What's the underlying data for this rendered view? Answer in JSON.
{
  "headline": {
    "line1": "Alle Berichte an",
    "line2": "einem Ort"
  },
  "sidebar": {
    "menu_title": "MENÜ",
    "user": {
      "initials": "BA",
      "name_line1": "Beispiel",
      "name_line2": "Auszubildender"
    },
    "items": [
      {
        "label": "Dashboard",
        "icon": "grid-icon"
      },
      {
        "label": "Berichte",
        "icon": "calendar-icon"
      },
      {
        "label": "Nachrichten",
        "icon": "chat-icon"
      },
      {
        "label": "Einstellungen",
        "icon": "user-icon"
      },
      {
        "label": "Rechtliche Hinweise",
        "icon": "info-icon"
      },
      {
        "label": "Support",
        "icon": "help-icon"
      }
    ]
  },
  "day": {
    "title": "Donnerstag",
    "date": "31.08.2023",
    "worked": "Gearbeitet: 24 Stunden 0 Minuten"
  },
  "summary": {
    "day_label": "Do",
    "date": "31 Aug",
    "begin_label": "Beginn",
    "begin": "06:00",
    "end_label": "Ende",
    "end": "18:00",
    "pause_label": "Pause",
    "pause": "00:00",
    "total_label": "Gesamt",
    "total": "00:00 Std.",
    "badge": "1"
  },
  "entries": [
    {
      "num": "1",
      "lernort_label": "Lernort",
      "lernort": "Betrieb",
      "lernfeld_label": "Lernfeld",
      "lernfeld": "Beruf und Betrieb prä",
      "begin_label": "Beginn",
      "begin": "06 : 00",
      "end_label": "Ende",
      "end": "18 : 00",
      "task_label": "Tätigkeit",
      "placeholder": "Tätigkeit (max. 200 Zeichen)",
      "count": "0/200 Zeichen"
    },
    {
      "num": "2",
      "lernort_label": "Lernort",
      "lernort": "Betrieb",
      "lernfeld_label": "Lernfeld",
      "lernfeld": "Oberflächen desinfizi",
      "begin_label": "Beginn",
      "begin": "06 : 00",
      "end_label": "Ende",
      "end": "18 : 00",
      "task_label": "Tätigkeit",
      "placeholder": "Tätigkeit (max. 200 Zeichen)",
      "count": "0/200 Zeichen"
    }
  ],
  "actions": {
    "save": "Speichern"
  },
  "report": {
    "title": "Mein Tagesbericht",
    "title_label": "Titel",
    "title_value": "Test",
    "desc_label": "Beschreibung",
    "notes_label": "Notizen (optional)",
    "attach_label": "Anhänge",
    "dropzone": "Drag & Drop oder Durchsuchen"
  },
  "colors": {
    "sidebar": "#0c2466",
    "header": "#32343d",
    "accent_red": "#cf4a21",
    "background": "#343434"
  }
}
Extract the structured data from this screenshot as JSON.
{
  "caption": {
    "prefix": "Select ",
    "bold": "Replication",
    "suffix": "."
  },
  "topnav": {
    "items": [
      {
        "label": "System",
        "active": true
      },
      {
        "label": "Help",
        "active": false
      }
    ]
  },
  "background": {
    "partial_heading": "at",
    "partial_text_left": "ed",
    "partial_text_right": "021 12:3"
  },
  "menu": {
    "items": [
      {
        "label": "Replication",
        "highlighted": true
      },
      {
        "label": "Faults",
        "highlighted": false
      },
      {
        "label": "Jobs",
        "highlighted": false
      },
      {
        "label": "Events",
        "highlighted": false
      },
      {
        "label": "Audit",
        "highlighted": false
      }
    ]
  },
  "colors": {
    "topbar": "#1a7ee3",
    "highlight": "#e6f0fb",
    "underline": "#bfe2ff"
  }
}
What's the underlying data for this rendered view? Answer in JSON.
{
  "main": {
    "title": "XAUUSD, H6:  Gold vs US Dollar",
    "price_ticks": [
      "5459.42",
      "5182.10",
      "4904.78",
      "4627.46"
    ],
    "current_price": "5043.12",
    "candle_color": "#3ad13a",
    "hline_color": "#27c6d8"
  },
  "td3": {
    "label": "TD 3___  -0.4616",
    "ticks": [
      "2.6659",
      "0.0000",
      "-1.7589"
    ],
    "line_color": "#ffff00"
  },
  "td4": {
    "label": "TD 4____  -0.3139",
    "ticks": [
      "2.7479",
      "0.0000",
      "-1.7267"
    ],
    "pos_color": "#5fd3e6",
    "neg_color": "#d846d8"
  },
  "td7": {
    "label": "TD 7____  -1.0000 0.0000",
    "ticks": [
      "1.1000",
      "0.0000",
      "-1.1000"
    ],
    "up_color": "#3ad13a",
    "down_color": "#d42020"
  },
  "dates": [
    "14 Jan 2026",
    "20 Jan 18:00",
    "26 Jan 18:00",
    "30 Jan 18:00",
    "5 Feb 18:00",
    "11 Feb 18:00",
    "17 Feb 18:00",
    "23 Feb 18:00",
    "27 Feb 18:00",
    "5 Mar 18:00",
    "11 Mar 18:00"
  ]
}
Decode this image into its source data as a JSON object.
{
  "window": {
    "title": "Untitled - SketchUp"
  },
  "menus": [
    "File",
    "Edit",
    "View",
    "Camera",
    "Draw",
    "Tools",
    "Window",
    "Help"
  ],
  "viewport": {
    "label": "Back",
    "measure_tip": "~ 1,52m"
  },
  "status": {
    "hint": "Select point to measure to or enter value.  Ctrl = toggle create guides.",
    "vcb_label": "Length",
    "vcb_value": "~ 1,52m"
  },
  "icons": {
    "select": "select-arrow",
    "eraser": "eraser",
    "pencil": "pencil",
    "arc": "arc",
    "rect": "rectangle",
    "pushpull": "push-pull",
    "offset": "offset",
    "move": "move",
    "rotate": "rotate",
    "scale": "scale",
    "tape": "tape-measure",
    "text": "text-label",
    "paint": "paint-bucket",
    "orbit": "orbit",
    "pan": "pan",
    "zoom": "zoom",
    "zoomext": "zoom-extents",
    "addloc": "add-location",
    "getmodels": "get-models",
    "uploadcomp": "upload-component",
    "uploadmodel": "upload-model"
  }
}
○ ○ ○ ○ ○
• **TASK OBJECTIVE**: Every entry above should be retyped exactly as shown.

• **TASK ANSWER**:
What's the underlying data for this rendered view? Answer in JSON.
{
  "headline": {
    "line1": "Alle Berichte an",
    "line2": "einem Ort"
  },
  "sidebar": {
    "menu_title": "MENÜ",
    "user": {
      "initials": "BA",
      "name_line1": "Beispiel",
      "name_line2": "Auszubildender"
    },
    "items": [
      {
        "label": "Dashboard",
        "icon": "grid-icon"
      },
      {
        "label": "Berichte",
        "icon": "calendar-icon"
      },
      {
        "label": "Nachrichten",
        "icon": "chat-icon"
      },
      {
        "label": "Einstellungen",
        "icon": "user-icon"
      },
      {
        "label": "Rechtliche Hinweise",
        "icon": "info-icon"
      },
      {
        "label": "Support",
        "icon": "help-icon"
      }
    ]
  },
  "day": {
    "title": "Donnerstag",
    "date": "31.08.2023",
    "worked": "Gearbeitet: 24 Stunden 0 Minuten"
  },
  "summary": {
    "day_label": "Do",
    "date": "31 Aug",
    "begin_label": "Beginn",
    "begin": "06:00",
    "end_label": "Ende",
    "end": "18:00",
    "pause_label": "Pause",
    "pause": "00:00",
    "total_label": "Gesamt",
    "total": "00:00 Std.",
    "badge": "1"
  },
  "entries": [
    {
      "num": "1",
      "lernort_label": "Lernort",
      "lernort": "Betrieb",
      "lernfeld_label": "Lernfeld",
      "lernfeld": "Beruf und Betrieb prä",
      "begin_label": "Beginn",
      "begin": "06 : 00",
      "end_label": "Ende",
      "end": "18 : 00",
      "task_label": "Tätigkeit",
      "placeholder": "Tätigkeit (max. 200 Zeichen)",
      "count": "0/200 Zeichen"
    },
    {
      "num": "2",
      "lernort_label": "Lernort",
      "lernort": "Betrieb",
      "lernfeld_label": "Lernfeld",
      "lernfeld": "Oberflächen desinfizi",
      "begin_label": "Beginn",
      "begin": "06 : 00",
      "end_label": "Ende",
      "end": "18 : 00",
      "task_label": "Tätigkeit",
      "placeholder": "Tätigkeit (max. 200 Zeichen)",
      "count": "0/200 Zeichen"
    }
  ],
  "actions": {
    "save": "Speichern"
  },
  "report": {
    "title": "Mein Tagesbericht",
    "title_label": "Titel",
    "title_value": "Test",
    "desc_label": "Beschreibung",
    "notes_label": "Notizen (optional)",
    "attach_label": "Anhänge",
    "dropzone": "Drag & Drop oder Durchsuchen"
  },
  "colors": {
    "sidebar": "#0c2466",
    "header": "#32343d",
    "accent_red": "#cf4a21",
    "background": "#343434"
  }
}
Extract the structured data from this screenshot as JSON.
{
  "caption": {
    "prefix": "Select ",
    "bold": "Replication",
    "suffix": "."
  },
  "topnav": {
    "items": [
      {
        "label": "System",
        "active": true
      },
      {
        "label": "Help",
        "active": false
      }
    ]
  },
  "background": {
    "partial_heading": "at",
    "partial_text_left": "ed",
    "partial_text_right": "021 12:3"
  },
  "menu": {
    "items": [
      {
        "label": "Replication",
        "highlighted": true
      },
      {
        "label": "Faults",
        "highlighted": false
      },
      {
        "label": "Jobs",
        "highlighted": false
      },
      {
        "label": "Events",
        "highlighted": false
      },
      {
        "label": "Audit",
        "highlighted": false
      }
    ]
  },
  "colors": {
    "topbar": "#1a7ee3",
    "highlight": "#e6f0fb",
    "underline": "#bfe2ff"
  }
}
What's the underlying data for this rendered view? Answer in JSON.
{
  "main": {
    "title": "XAUUSD, H6:  Gold vs US Dollar",
    "price_ticks": [
      "5459.42",
      "5182.10",
      "4904.78",
      "4627.46"
    ],
    "current_price": "5043.12",
    "candle_color": "#3ad13a",
    "hline_color": "#27c6d8"
  },
  "td3": {
    "label": "TD 3___  -0.4616",
    "ticks": [
      "2.6659",
      "0.0000",
      "-1.7589"
    ],
    "line_color": "#ffff00"
  },
  "td4": {
    "label": "TD 4____  -0.3139",
    "ticks": [
      "2.7479",
      "0.0000",
      "-1.7267"
    ],
    "pos_color": "#5fd3e6",
    "neg_color": "#d846d8"
  },
  "td7": {
    "label": "TD 7____  -1.0000 0.0000",
    "ticks": [
      "1.1000",
      "0.0000",
      "-1.1000"
    ],
    "up_color": "#3ad13a",
    "down_color": "#d42020"
  },
  "dates": [
    "14 Jan 2026",
    "20 Jan 18:00",
    "26 Jan 18:00",
    "30 Jan 18:00",
    "5 Feb 18:00",
    "11 Feb 18:00",
    "17 Feb 18:00",
    "23 Feb 18:00",
    "27 Feb 18:00",
    "5 Mar 18:00",
    "11 Mar 18:00"
  ]
}
Decode this image into its source data as a JSON object.
{
  "window": {
    "title": "Untitled - SketchUp"
  },
  "menus": [
    "File",
    "Edit",
    "View",
    "Camera",
    "Draw",
    "Tools",
    "Window",
    "Help"
  ],
  "viewport": {
    "label": "Back",
    "measure_tip": "~ 1,52m"
  },
  "status": {
    "hint": "Select point to measure to or enter value.  Ctrl = toggle create guides.",
    "vcb_label": "Length",
    "vcb_value": "~ 1,52m"
  },
  "icons": {
    "select": "select-arrow",
    "eraser": "eraser",
    "pencil": "pencil",
    "arc": "arc",
    "rect": "rectangle",
    "pushpull": "push-pull",
    "offset": "offset",
    "move": "move",
    "rotate": "rotate",
    "scale": "scale",
    "tape": "tape-measure",
    "text": "text-label",
    "paint": "paint-bucket",
    "orbit": "orbit",
    "pan": "pan",
    "zoom": "zoom",
    "zoomext": "zoom-extents",
    "addloc": "add-location",
    "getmodels": "get-models",
    "uploadcomp": "upload-component",
    "uploadmodel": "upload-model"
  }
}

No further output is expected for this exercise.